* [Written task]
Wherever the string "could" occurs in a line of these records, report that line.

* [Records supplied]
⁂

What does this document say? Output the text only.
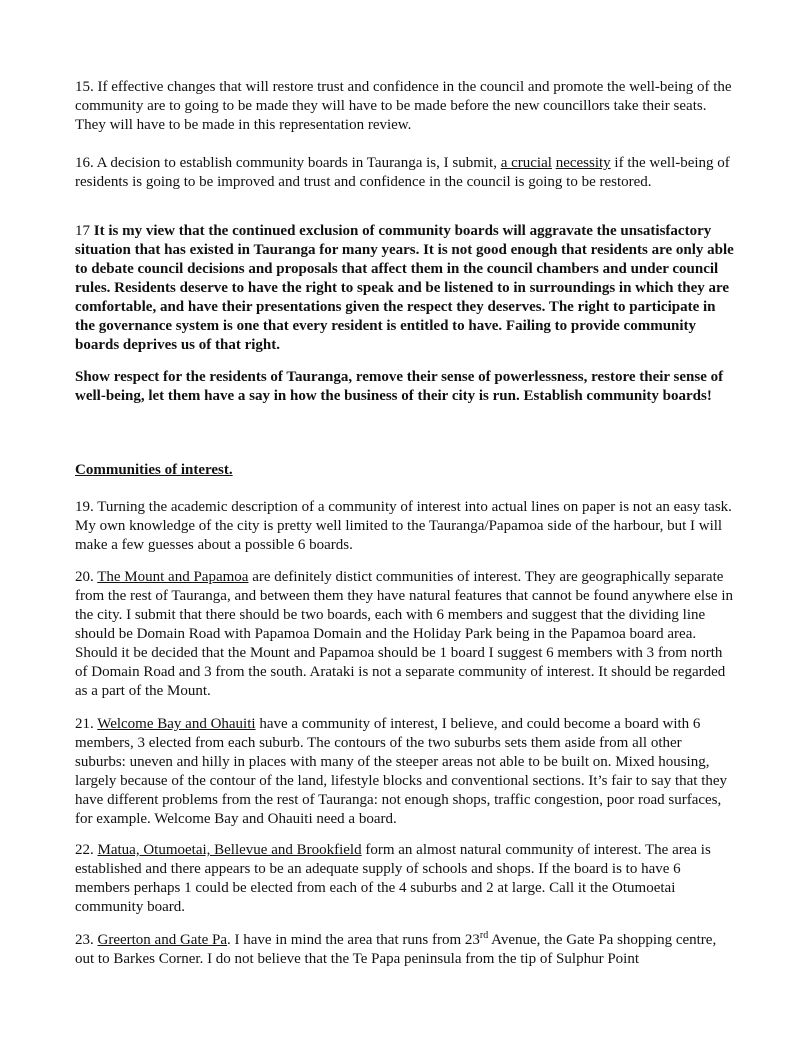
15. If effective changes that will restore trust and confidence in the council and promote the well-being of the community are to going to be made they will have to be made before the new councillors take their seats. They will have to be made in this representation review.

16. A decision to establish community boards in Tauranga is, I submit, a crucial necessity if the well-being of residents is going to be improved and trust and confidence in the council is going to be restored.

17 It is my view that the continued exclusion of community boards will aggravate the unsatisfactory situation that has existed in Tauranga for many years. It is not good enough that residents are only able to debate council decisions and proposals that affect them in the council chambers and under council rules. Residents deserve to have the right to speak and be listened to in surroundings in which they are comfortable, and have their presentations given the respect they deserves. The right to participate in the governance system is one that every resident is entitled to have. Failing to provide community boards deprives us of that right.

Show respect for the residents of Tauranga, remove their sense of powerlessness, restore their sense of well-being, let them have a say in how the business of their city is run. Establish community boards!

Communities of interest.

19. Turning the academic description of a community of interest into actual lines on paper is not an easy task. My own knowledge of the city is pretty well limited to the Tauranga/Papamoa side of the harbour, but I will make a few guesses about a possible 6 boards.

20. The Mount and Papamoa are definitely distict communities of interest. They are geographically separate from the rest of Tauranga, and between them they have natural features that cannot be found anywhere else in the city. I submit that there should be two boards, each with 6 members and suggest that the dividing line should be Domain Road with Papamoa Domain and the Holiday Park being in the Papamoa board area. Should it be decided that the Mount and Papamoa should be 1 board I suggest 6 members with 3 from north of Domain Road and 3 from the south. Arataki is not a separate community of interest. It should be regarded as a part of the Mount.

21. Welcome Bay and Ohauiti have a community of interest, I believe, and could become a board with 6 members, 3 elected from each suburb. The contours of the two suburbs sets them aside from all other suburbs: uneven and hilly in places with many of the steeper areas not able to be built on. Mixed housing, largely because of the contour of the land, lifestyle blocks and conventional sections. It’s fair to say that they have different problems from the rest of Tauranga: not enough shops, traffic congestion, poor road surfaces, for example. Welcome Bay and Ohauiti need a board.

22. Matua, Otumoetai, Bellevue and Brookfield form an almost natural community of interest. The area is established and there appears to be an adequate supply of schools and shops. If the board is to have 6 members perhaps 1 could be elected from each of the 4 suburbs and 2 at large. Call it the Otumoetai community board.

23. Greerton and Gate Pa. I have in mind the area that runs from 23rd Avenue, the Gate Pa shopping centre, out to Barkes Corner. I do not believe that the Te Papa peninsula from the tip of Sulphur Point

⁂

* [Solution to the problem]
21. Welcome Bay and Ohauiti have a community of interest, I believe, and could become a board with 6 members, 3 elected from each suburb. The contours of the two suburbs sets them aside from all other suburbs: uneven and hilly in places with many of the steeper areas not able to be built on. Mixed housing, largely because of the contour of the land, lifestyle blocks and conventional sections. It’s fair to say that they have different problems from the rest of Tauranga: not enough shops, traffic congestion, poor road surfaces, for example. Welcome Bay and Ohauiti need a board.
22. Matua, Otumoetai, Bellevue and Brookfield form an almost natural community of interest. The area is established and there appears to be an adequate supply of schools and shops. If the board is to have 6 members perhaps 1 could be elected from each of the 4 suburbs and 2 at large. Call it the Otumoetai community board.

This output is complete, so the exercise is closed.